Begin Stored rows
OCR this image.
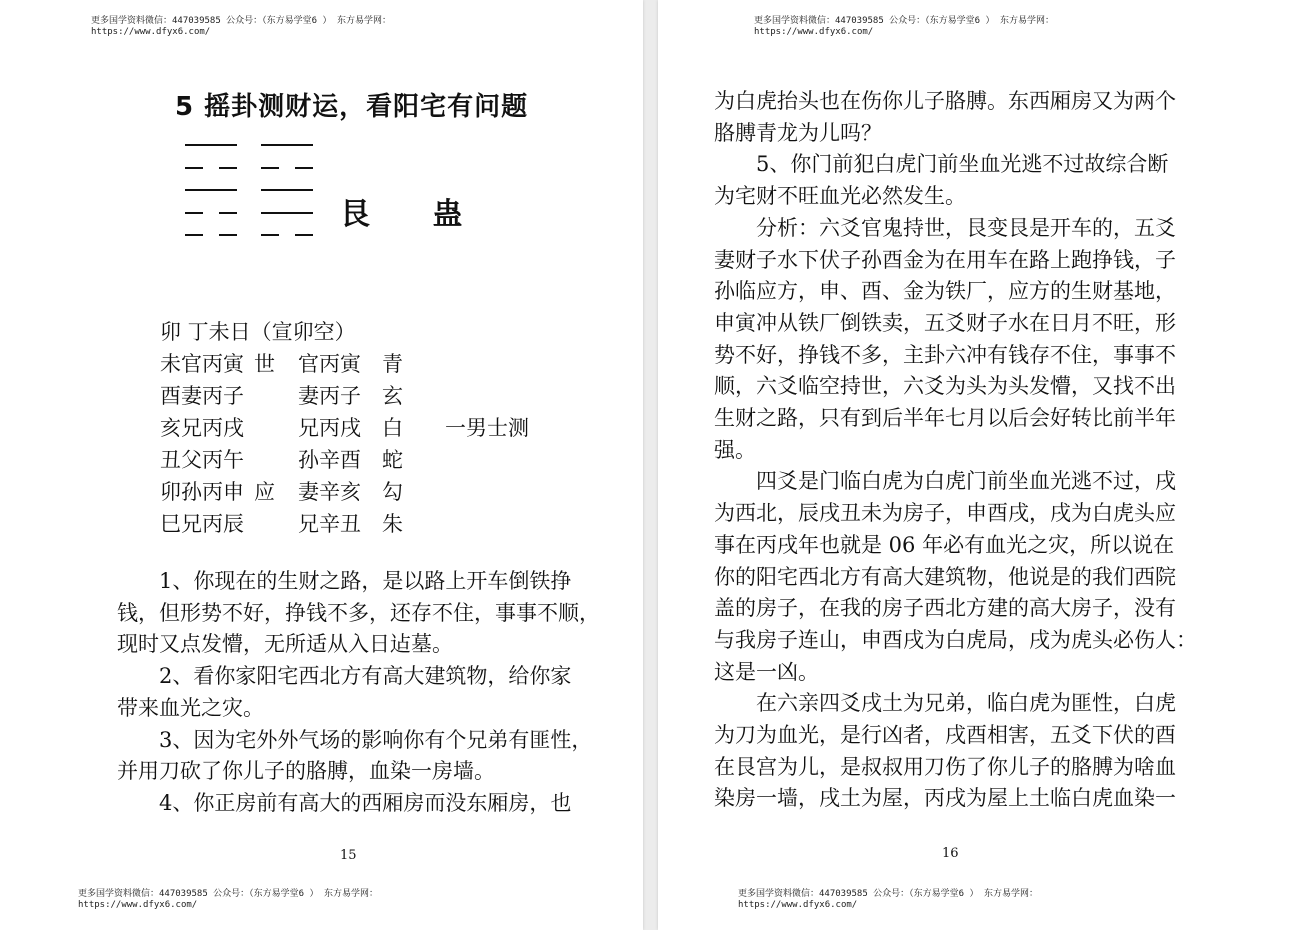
更多国学资料微信：447039585 公众号：（东方易学堂6 ） 东方易学网：
https://www.dfyx6.com/
5 摇卦测财运，看阳宅有问题
艮 蛊
卯 丁未日（宣卯空）
　　1、你现在的生财之路，是以路上开车倒铁挣
钱，但形势不好，挣钱不多，还存不住，事事不顺，
现时又点发懵，无所适从入日迠墓。
　　2、看你家阳宅西北方有高大建筑物，给你家
带来血光之灾。
　　3、因为宅外外气场的影响你有个兄弟有匪性，
并用刀砍了你儿子的胳膊，血染一房墙。
　　4、你正房前有高大的西厢房而没东厢房，也
15
更多国学资料微信：447039585 公众号：（东方易学堂6 ） 东方易学网：
https://www.dfyx6.com/
未官丙寅 世 官丙寅 青
酉妻丙子	妻丙子 玄
亥兄丙戌	兄丙戌 白 一男士测
丑父丙午	孙辛酉 蛇
卯孙丙申 应 妻辛亥 勾
巳兄丙辰	兄辛丑 朱
更多国学资料微信：447039585 公众号：（东方易学堂6 ） 东方易学网：
https://www.dfyx6.com/
为白虎抬头也在伤你儿子胳膊。东西厢房又为两个
胳膊青龙为儿吗？
　　5、你门前犯白虎门前坐血光逃不过故综合断
为宅财不旺血光必然发生。
　　分析：六爻官鬼持世，艮变艮是开车的，五爻
妻财子水下伏子孙酉金为在用车在路上跑挣钱，子
孙临应方，申、酉、金为铁厂，应方的生财基地，
申寅冲从铁厂倒铁卖，五爻财子水在日月不旺，形
势不好，挣钱不多，主卦六冲有钱存不住，事事不
顺，六爻临空持世，六爻为头为头发懵，又找不出
生财之路，只有到后半年七月以后会好转比前半年
强。
　　四爻是门临白虎为白虎门前坐血光逃不过，戌
为西北，辰戌丑未为房子，申酉戌，戌为白虎头应
事在丙戌年也就是 06 年必有血光之灾，所以说在
你的阳宅西北方有高大建筑物，他说是的我们西院
盖的房子，在我的房子西北方建的高大房子，没有
与我房子连山，申酉戌为白虎局，戌为虎头必伤人：
这是一凶。
　　在六亲四爻戌土为兄弟，临白虎为匪性，白虎
为刀为血光，是行凶者，戌酉相害，五爻下伏的酉
在艮宫为儿，是叔叔用刀伤了你儿子的胳膊为啥血
染房一墙，戌土为屋，丙戌为屋上土临白虎血染一
16
更多国学资料微信：447039585 公众号：（东方易学堂6 ） 东方易学网：
https://www.dfyx6.com/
End Stored rows
> **Brief**:
Extract the full listing exactly, with the pictures left out.

> **Reply to the task**:
OCR this image.
更多国学资料微信：447039585 公众号：（东方易学堂6 ） 东方易学网：
https://www.dfyx6.com/
5 摇卦测财运，看阳宅有问题
艮 蛊
卯 丁未日（宣卯空）
　　1、你现在的生财之路，是以路上开车倒铁挣
钱，但形势不好，挣钱不多，还存不住，事事不顺，
现时又点发懵，无所适从入日迠墓。
　　2、看你家阳宅西北方有高大建筑物，给你家
带来血光之灾。
　　3、因为宅外外气场的影响你有个兄弟有匪性，
并用刀砍了你儿子的胳膊，血染一房墙。
　　4、你正房前有高大的西厢房而没东厢房，也
15
更多国学资料微信：447039585 公众号：（东方易学堂6 ） 东方易学网：
https://www.dfyx6.com/
未官丙寅 世 官丙寅 青
酉妻丙子	妻丙子 玄
亥兄丙戌	兄丙戌 白 一男士测
丑父丙午	孙辛酉 蛇
卯孙丙申 应 妻辛亥 勾
巳兄丙辰	兄辛丑 朱
更多国学资料微信：447039585 公众号：（东方易学堂6 ） 东方易学网：
https://www.dfyx6.com/
为白虎抬头也在伤你儿子胳膊。东西厢房又为两个
胳膊青龙为儿吗？
　　5、你门前犯白虎门前坐血光逃不过故综合断
为宅财不旺血光必然发生。
　　分析：六爻官鬼持世，艮变艮是开车的，五爻
妻财子水下伏子孙酉金为在用车在路上跑挣钱，子
孙临应方，申、酉、金为铁厂，应方的生财基地，
申寅冲从铁厂倒铁卖，五爻财子水在日月不旺，形
势不好，挣钱不多，主卦六冲有钱存不住，事事不
顺，六爻临空持世，六爻为头为头发懵，又找不出
生财之路，只有到后半年七月以后会好转比前半年
强。
　　四爻是门临白虎为白虎门前坐血光逃不过，戌
为西北，辰戌丑未为房子，申酉戌，戌为白虎头应
事在丙戌年也就是 06 年必有血光之灾，所以说在
你的阳宅西北方有高大建筑物，他说是的我们西院
盖的房子，在我的房子西北方建的高大房子，没有
与我房子连山，申酉戌为白虎局，戌为虎头必伤人：
这是一凶。
　　在六亲四爻戌土为兄弟，临白虎为匪性，白虎
为刀为血光，是行凶者，戌酉相害，五爻下伏的酉
在艮宫为儿，是叔叔用刀伤了你儿子的胳膊为啥血
染房一墙，戌土为屋，丙戌为屋上土临白虎血染一
16
更多国学资料微信：447039585 公众号：（东方易学堂6 ） 东方易学网：
https://www.dfyx6.com/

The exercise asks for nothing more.